DO THIS
Extract all lines containing "offset".

____

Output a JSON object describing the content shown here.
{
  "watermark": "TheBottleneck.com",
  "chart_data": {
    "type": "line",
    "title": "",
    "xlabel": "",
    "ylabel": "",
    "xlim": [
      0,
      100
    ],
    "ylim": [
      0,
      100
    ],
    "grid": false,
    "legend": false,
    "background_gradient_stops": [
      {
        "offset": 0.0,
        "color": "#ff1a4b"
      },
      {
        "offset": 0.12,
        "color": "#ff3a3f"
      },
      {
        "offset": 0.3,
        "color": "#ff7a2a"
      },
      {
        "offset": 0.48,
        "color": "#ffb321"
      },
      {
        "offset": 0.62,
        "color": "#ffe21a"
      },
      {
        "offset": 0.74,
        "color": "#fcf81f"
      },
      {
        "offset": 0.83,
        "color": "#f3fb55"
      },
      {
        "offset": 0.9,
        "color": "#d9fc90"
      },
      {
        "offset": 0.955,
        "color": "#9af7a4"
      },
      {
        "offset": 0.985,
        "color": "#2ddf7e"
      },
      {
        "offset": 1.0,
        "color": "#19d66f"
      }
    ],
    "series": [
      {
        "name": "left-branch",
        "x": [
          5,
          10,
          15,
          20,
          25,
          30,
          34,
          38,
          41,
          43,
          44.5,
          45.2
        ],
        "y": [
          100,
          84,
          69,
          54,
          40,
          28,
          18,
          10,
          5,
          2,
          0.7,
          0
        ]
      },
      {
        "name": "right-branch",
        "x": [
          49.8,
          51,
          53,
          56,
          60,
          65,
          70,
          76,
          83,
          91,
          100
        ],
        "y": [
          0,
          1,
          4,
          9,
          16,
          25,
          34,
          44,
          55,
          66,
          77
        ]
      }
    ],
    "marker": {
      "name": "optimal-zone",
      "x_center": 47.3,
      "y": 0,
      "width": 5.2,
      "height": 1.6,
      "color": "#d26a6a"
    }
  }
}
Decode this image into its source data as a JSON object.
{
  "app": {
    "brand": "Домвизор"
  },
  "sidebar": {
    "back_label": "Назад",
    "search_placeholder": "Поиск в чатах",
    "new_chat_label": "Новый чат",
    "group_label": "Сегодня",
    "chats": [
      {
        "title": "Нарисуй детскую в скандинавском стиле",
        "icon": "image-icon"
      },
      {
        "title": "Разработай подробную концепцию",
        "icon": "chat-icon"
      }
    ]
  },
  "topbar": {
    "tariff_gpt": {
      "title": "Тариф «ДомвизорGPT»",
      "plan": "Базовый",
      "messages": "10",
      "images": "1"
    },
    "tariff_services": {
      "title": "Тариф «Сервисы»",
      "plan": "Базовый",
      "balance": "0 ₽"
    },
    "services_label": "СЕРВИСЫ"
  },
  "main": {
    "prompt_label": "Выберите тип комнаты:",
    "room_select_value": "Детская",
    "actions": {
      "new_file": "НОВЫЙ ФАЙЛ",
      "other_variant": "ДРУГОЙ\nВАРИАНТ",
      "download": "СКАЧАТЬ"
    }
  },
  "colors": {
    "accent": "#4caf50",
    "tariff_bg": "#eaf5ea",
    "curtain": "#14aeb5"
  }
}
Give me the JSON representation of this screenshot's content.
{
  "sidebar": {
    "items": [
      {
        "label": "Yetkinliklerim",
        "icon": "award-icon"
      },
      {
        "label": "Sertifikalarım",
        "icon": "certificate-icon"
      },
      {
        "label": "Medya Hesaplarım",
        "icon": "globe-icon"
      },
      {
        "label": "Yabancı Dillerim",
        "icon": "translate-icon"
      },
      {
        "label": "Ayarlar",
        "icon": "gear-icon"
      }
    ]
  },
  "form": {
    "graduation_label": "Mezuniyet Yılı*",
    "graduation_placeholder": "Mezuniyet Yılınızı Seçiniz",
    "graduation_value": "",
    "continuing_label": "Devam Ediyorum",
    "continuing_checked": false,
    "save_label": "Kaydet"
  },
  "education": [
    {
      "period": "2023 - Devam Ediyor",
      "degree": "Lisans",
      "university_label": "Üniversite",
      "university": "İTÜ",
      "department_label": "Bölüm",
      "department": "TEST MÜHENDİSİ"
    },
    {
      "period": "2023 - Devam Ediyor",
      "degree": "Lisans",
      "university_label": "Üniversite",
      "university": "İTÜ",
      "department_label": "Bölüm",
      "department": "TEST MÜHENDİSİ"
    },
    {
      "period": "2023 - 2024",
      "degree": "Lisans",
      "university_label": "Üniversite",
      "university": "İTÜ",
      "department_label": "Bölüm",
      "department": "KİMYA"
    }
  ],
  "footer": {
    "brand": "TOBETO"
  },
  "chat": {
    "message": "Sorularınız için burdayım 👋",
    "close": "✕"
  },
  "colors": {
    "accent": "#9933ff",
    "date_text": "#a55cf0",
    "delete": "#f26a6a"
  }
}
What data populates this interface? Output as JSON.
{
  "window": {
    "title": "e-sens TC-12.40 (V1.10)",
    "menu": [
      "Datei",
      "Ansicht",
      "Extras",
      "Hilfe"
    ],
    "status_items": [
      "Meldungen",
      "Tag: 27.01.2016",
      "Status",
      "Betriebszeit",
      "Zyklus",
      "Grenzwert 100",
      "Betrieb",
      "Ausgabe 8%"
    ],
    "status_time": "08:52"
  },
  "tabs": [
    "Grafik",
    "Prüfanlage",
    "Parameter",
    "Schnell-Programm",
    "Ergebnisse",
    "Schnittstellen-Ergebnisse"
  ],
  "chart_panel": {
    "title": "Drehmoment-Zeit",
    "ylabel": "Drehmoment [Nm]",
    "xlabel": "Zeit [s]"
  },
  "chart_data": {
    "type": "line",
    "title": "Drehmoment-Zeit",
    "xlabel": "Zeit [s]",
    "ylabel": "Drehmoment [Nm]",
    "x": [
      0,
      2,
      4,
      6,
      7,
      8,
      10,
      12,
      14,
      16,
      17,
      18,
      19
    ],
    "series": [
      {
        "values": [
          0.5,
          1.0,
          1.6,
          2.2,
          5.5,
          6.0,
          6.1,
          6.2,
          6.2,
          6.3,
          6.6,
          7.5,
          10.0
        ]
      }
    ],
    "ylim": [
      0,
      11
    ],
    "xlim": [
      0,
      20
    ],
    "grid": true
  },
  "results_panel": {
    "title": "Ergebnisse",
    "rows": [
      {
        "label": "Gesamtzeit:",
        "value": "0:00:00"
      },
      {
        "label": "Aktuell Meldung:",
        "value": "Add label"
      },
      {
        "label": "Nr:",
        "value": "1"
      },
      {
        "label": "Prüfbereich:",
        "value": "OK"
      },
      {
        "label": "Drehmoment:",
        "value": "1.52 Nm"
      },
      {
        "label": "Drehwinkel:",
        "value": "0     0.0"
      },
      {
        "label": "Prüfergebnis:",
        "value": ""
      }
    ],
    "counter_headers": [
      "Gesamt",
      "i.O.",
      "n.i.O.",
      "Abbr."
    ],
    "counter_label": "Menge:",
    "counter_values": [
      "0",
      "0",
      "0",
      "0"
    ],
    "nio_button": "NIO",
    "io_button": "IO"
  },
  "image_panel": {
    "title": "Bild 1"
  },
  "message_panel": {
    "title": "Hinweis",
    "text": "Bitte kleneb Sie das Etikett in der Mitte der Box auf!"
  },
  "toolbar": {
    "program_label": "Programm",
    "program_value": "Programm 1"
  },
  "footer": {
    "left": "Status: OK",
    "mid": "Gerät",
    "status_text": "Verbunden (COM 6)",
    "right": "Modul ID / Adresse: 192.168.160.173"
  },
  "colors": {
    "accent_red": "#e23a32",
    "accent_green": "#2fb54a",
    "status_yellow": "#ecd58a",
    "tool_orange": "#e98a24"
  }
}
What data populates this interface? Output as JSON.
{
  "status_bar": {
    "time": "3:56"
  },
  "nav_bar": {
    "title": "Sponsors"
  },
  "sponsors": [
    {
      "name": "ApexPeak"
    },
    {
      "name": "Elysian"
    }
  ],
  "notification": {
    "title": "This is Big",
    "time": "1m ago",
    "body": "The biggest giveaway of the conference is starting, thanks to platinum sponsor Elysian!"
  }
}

____

EXERCISE ANSWER
        "offset": 0.0,
        "offset": 0.12,
        "offset": 0.3,
        "offset": 0.48,
        "offset": 0.62,
        "offset": 0.74,
        "offset": 0.83,
        "offset": 0.9,
        "offset": 0.955,
        "offset": 0.985,
        "offset": 1.0,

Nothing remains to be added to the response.